(Entries from a page text collection)

◆ ◆ ◆ ◆ ◆

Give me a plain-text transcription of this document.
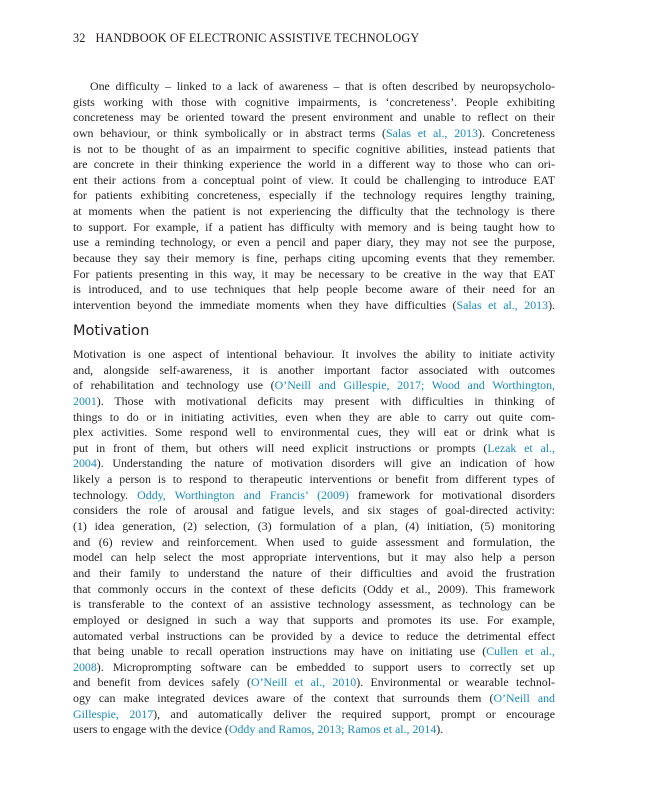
32 HANDBOOK OF ELECTRONIC ASSISTIVE TECHNOLOGY
One difficulty – linked to a lack of awareness – that is often described by neuropsycholo-
gists working with those with cognitive impairments, is ‘concreteness’. People exhibiting
concreteness may be oriented toward the present environment and unable to reflect on their
own behaviour, or think symbolically or in abstract terms (Salas et al., 2013). Concreteness
is not to be thought of as an impairment to specific cognitive abilities, instead patients that
are concrete in their thinking experience the world in a different way to those who can ori-
ent their actions from a conceptual point of view. It could be challenging to introduce EAT
for patients exhibiting concreteness, especially if the technology requires lengthy training,
at moments when the patient is not experiencing the difficulty that the technology is there
to support. For example, if a patient has difficulty with memory and is being taught how to
use a reminding technology, or even a pencil and paper diary, they may not see the purpose,
because they say their memory is fine, perhaps citing upcoming events that they remember.
For patients presenting in this way, it may be necessary to be creative in the way that EAT
is introduced, and to use techniques that help people become aware of their need for an
intervention beyond the immediate moments when they have difficulties (Salas et al., 2013).
Motivation
Motivation is one aspect of intentional behaviour. It involves the ability to initiate activity
and, alongside self-awareness, it is another important factor associated with outcomes
of rehabilitation and technology use (O’Neill and Gillespie, 2017; Wood and Worthington,
2001). Those with motivational deficits may present with difficulties in thinking of
things to do or in initiating activities, even when they are able to carry out quite com-
plex activities. Some respond well to environmental cues, they will eat or drink what is
put in front of them, but others will need explicit instructions or prompts (Lezak et al.,
2004). Understanding the nature of motivation disorders will give an indication of how
likely a person is to respond to therapeutic interventions or benefit from different types of
technology. Oddy, Worthington and Francis’ (2009) framework for motivational disorders
considers the role of arousal and fatigue levels, and six stages of goal-directed activity:
(1) idea generation, (2) selection, (3) formulation of a plan, (4) initiation, (5) monitoring
and (6) review and reinforcement. When used to guide assessment and formulation, the
model can help select the most appropriate interventions, but it may also help a person
and their family to understand the nature of their difficulties and avoid the frustration
that commonly occurs in the context of these deficits (Oddy et al., 2009). This framework
is transferable to the context of an assistive technology assessment, as technology can be
employed or designed in such a way that supports and promotes its use. For example,
automated verbal instructions can be provided by a device to reduce the detrimental effect
that being unable to recall operation instructions may have on initiating use (Cullen et al.,
2008). Microprompting software can be embedded to support users to correctly set up
and benefit from devices safely (O’Neill et al., 2010). Environmental or wearable technol-
ogy can make integrated devices aware of the context that surrounds them (O’Neill and
Gillespie, 2017), and automatically deliver the required support, prompt or encourage
users to engage with the device (Oddy and Ramos, 2013; Ramos et al., 2014).
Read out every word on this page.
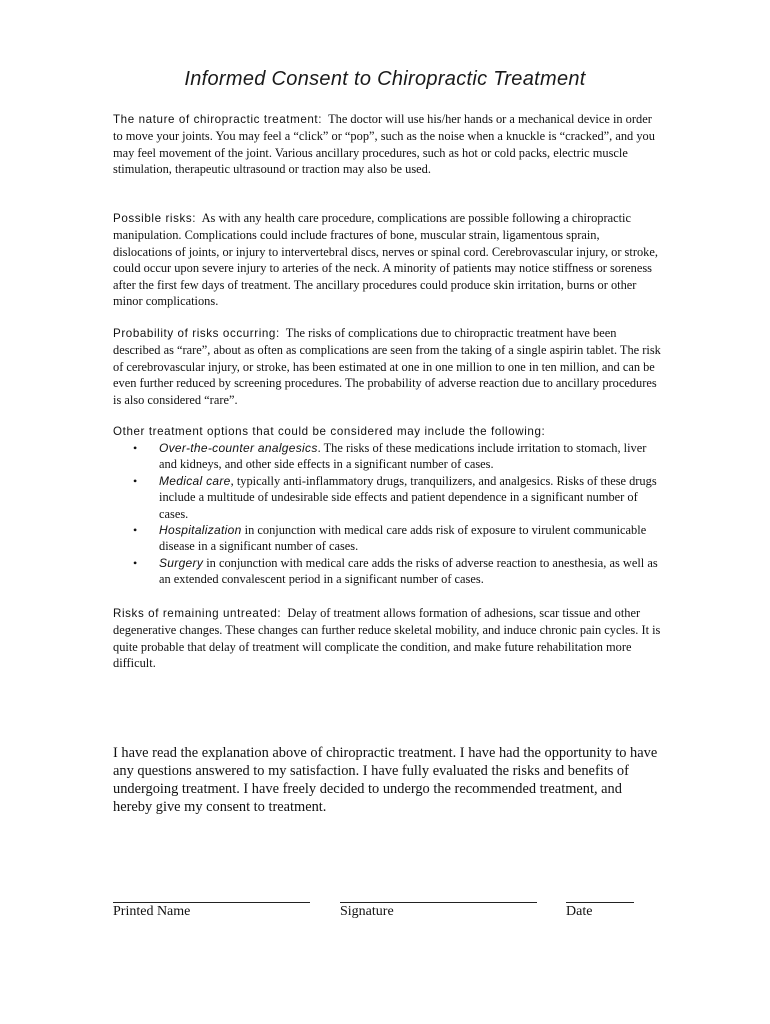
Informed Consent to Chiropractic Treatment

The nature of chiropractic treatment: The doctor will use his/her hands or a mechanical device in order to move your joints. You may feel a “click” or “pop”, such as the noise when a knuckle is “cracked”, and you may feel movement of the joint. Various ancillary procedures, such as hot or cold packs, electric muscle stimulation, therapeutic ultrasound or traction may also be used.

Possible risks: As with any health care procedure, complications are possible following a chiropractic manipulation. Complications could include fractures of bone, muscular strain, ligamentous sprain, dislocations of joints, or injury to intervertebral discs, nerves or spinal cord. Cerebrovascular injury, or stroke, could occur upon severe injury to arteries of the neck. A minority of patients may notice stiffness or soreness after the first few days of treatment. The ancillary procedures could produce skin irritation, burns or other minor complications.

Probability of risks occurring: The risks of complications due to chiropractic treatment have been described as “rare”, about as often as complications are seen from the taking of a single aspirin tablet. The risk of cerebrovascular injury, or stroke, has been estimated at one in one million to one in ten million, and can be even further reduced by screening procedures. The probability of adverse reaction due to ancillary procedures is also considered “rare”.

Other treatment options that could be considered may include the following:

• Over-the-counter analgesics. The risks of these medications include irritation to stomach, liver and kidneys, and other side effects in a significant number of cases.
• Medical care, typically anti-inflammatory drugs, tranquilizers, and analgesics. Risks of these drugs include a multitude of undesirable side effects and patient dependence in a significant number of cases.
• Hospitalization in conjunction with medical care adds risk of exposure to virulent communicable disease in a significant number of cases.
• Surgery in conjunction with medical care adds the risks of adverse reaction to anesthesia, as well as an extended convalescent period in a significant number of cases.

Risks of remaining untreated: Delay of treatment allows formation of adhesions, scar tissue and other degenerative changes. These changes can further reduce skeletal mobility, and induce chronic pain cycles. It is quite probable that delay of treatment will complicate the condition, and make future rehabilitation more difficult.

I have read the explanation above of chiropractic treatment. I have had the opportunity to have any questions answered to my satisfaction. I have fully evaluated the risks and benefits of undergoing treatment. I have freely decided to undergo the recommended treatment, and hereby give my consent to treatment.

Printed Name	Signature	Date
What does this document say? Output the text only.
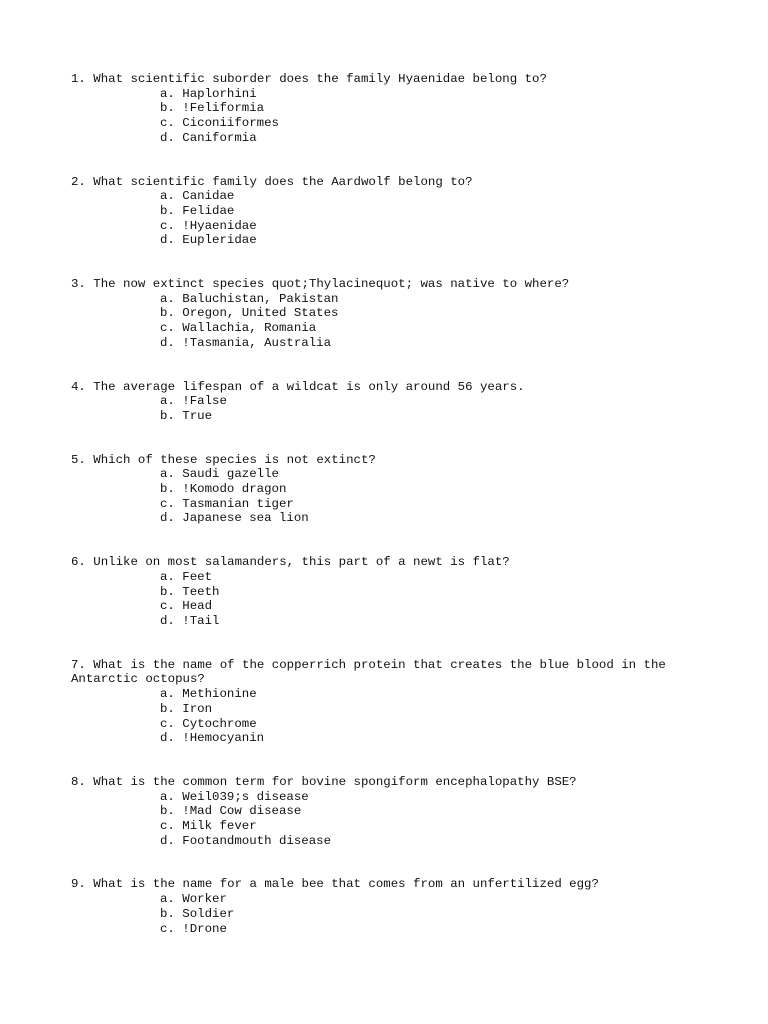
1. What scientific suborder does the family Hyaenidae belong to?

a. Haplorhini
b. !Feliformia
c. Ciconiiformes
d. Caniformia

2. What scientific family does the Aardwolf belong to?

a. Canidae
b. Felidae
c. !Hyaenidae
d. Eupleridae

3. The now extinct species quot;Thylacinequot; was native to where?

a. Baluchistan, Pakistan
b. Oregon, United States
c. Wallachia, Romania
d. !Tasmania, Australia

4. The average lifespan of a wildcat is only around 56 years.

a. !False
b. True

5. Which of these species is not extinct?

a. Saudi gazelle
b. !Komodo dragon
c. Tasmanian tiger
d. Japanese sea lion

6. Unlike on most salamanders, this part of a newt is flat?

a. Feet
b. Teeth
c. Head
d. !Tail

7. What is the name of the copperrich protein that creates the blue blood in the Antarctic octopus?

a. Methionine
b. Iron
c. Cytochrome
d. !Hemocyanin

8. What is the common term for bovine spongiform encephalopathy BSE?

a. Weil039;s disease
b. !Mad Cow disease
c. Milk fever
d. Footandmouth disease

9. What is the name for a male bee that comes from an unfertilized egg?

a. Worker
b. Soldier
c. !Drone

◆ ◆ ◆ ◆ ◆

▸ Goal of the exercise
The data above must be given back verbatim, minus its images.

▸ Task answer
Give me a plain-text transcription of this document.
32 HANDBOOK OF ELECTRONIC ASSISTIVE TECHNOLOGY
One difficulty – linked to a lack of awareness – that is often described by neuropsycholo-
gists working with those with cognitive impairments, is ‘concreteness’. People exhibiting
concreteness may be oriented toward the present environment and unable to reflect on their
own behaviour, or think symbolically or in abstract terms (Salas et al., 2013). Concreteness
is not to be thought of as an impairment to specific cognitive abilities, instead patients that
are concrete in their thinking experience the world in a different way to those who can ori-
ent their actions from a conceptual point of view. It could be challenging to introduce EAT
for patients exhibiting concreteness, especially if the technology requires lengthy training,
at moments when the patient is not experiencing the difficulty that the technology is there
to support. For example, if a patient has difficulty with memory and is being taught how to
use a reminding technology, or even a pencil and paper diary, they may not see the purpose,
because they say their memory is fine, perhaps citing upcoming events that they remember.
For patients presenting in this way, it may be necessary to be creative in the way that EAT
is introduced, and to use techniques that help people become aware of their need for an
intervention beyond the immediate moments when they have difficulties (Salas et al., 2013).
Motivation
Motivation is one aspect of intentional behaviour. It involves the ability to initiate activity
and, alongside self-awareness, it is another important factor associated with outcomes
of rehabilitation and technology use (O’Neill and Gillespie, 2017; Wood and Worthington,
2001). Those with motivational deficits may present with difficulties in thinking of
things to do or in initiating activities, even when they are able to carry out quite com-
plex activities. Some respond well to environmental cues, they will eat or drink what is
put in front of them, but others will need explicit instructions or prompts (Lezak et al.,
2004). Understanding the nature of motivation disorders will give an indication of how
likely a person is to respond to therapeutic interventions or benefit from different types of
technology. Oddy, Worthington and Francis’ (2009) framework for motivational disorders
considers the role of arousal and fatigue levels, and six stages of goal-directed activity:
(1) idea generation, (2) selection, (3) formulation of a plan, (4) initiation, (5) monitoring
and (6) review and reinforcement. When used to guide assessment and formulation, the
model can help select the most appropriate interventions, but it may also help a person
and their family to understand the nature of their difficulties and avoid the frustration
that commonly occurs in the context of these deficits (Oddy et al., 2009). This framework
is transferable to the context of an assistive technology assessment, as technology can be
employed or designed in such a way that supports and promotes its use. For example,
automated verbal instructions can be provided by a device to reduce the detrimental effect
that being unable to recall operation instructions may have on initiating use (Cullen et al.,
2008). Microprompting software can be embedded to support users to correctly set up
and benefit from devices safely (O’Neill et al., 2010). Environmental or wearable technol-
ogy can make integrated devices aware of the context that surrounds them (O’Neill and
Gillespie, 2017), and automatically deliver the required support, prompt or encourage
users to engage with the device (Oddy and Ramos, 2013; Ramos et al., 2014).
Read out every word on this page.
Informed Consent to Chiropractic Treatment

The nature of chiropractic treatment: The doctor will use his/her hands or a mechanical device in order to move your joints. You may feel a “click” or “pop”, such as the noise when a knuckle is “cracked”, and you may feel movement of the joint. Various ancillary procedures, such as hot or cold packs, electric muscle stimulation, therapeutic ultrasound or traction may also be used.

Possible risks: As with any health care procedure, complications are possible following a chiropractic manipulation. Complications could include fractures of bone, muscular strain, ligamentous sprain, dislocations of joints, or injury to intervertebral discs, nerves or spinal cord. Cerebrovascular injury, or stroke, could occur upon severe injury to arteries of the neck. A minority of patients may notice stiffness or soreness after the first few days of treatment. The ancillary procedures could produce skin irritation, burns or other minor complications.

Probability of risks occurring: The risks of complications due to chiropractic treatment have been described as “rare”, about as often as complications are seen from the taking of a single aspirin tablet. The risk of cerebrovascular injury, or stroke, has been estimated at one in one million to one in ten million, and can be even further reduced by screening procedures. The probability of adverse reaction due to ancillary procedures is also considered “rare”.

Other treatment options that could be considered may include the following:

• Over-the-counter analgesics. The risks of these medications include irritation to stomach, liver and kidneys, and other side effects in a significant number of cases.
• Medical care, typically anti-inflammatory drugs, tranquilizers, and analgesics. Risks of these drugs include a multitude of undesirable side effects and patient dependence in a significant number of cases.
• Hospitalization in conjunction with medical care adds risk of exposure to virulent communicable disease in a significant number of cases.
• Surgery in conjunction with medical care adds the risks of adverse reaction to anesthesia, as well as an extended convalescent period in a significant number of cases.

Risks of remaining untreated: Delay of treatment allows formation of adhesions, scar tissue and other degenerative changes. These changes can further reduce skeletal mobility, and induce chronic pain cycles. It is quite probable that delay of treatment will complicate the condition, and make future rehabilitation more difficult.

I have read the explanation above of chiropractic treatment. I have had the opportunity to have any questions answered to my satisfaction. I have fully evaluated the risks and benefits of undergoing treatment. I have freely decided to undergo the recommended treatment, and hereby give my consent to treatment.

Printed Name	Signature	Date
What does this document say? Output the text only.
1. What scientific suborder does the family Hyaenidae belong to?

a. Haplorhini
b. !Feliformia
c. Ciconiiformes
d. Caniformia

2. What scientific family does the Aardwolf belong to?

a. Canidae
b. Felidae
c. !Hyaenidae
d. Eupleridae

3. The now extinct species quot;Thylacinequot; was native to where?

a. Baluchistan, Pakistan
b. Oregon, United States
c. Wallachia, Romania
d. !Tasmania, Australia

4. The average lifespan of a wildcat is only around 56 years.

a. !False
b. True

5. Which of these species is not extinct?

a. Saudi gazelle
b. !Komodo dragon
c. Tasmanian tiger
d. Japanese sea lion

6. Unlike on most salamanders, this part of a newt is flat?

a. Feet
b. Teeth
c. Head
d. !Tail

7. What is the name of the copperrich protein that creates the blue blood in the Antarctic octopus?

a. Methionine
b. Iron
c. Cytochrome
d. !Hemocyanin

8. What is the common term for bovine spongiform encephalopathy BSE?

a. Weil039;s disease
b. !Mad Cow disease
c. Milk fever
d. Footandmouth disease

9. What is the name for a male bee that comes from an unfertilized egg?

a. Worker
b. Soldier
c. !Drone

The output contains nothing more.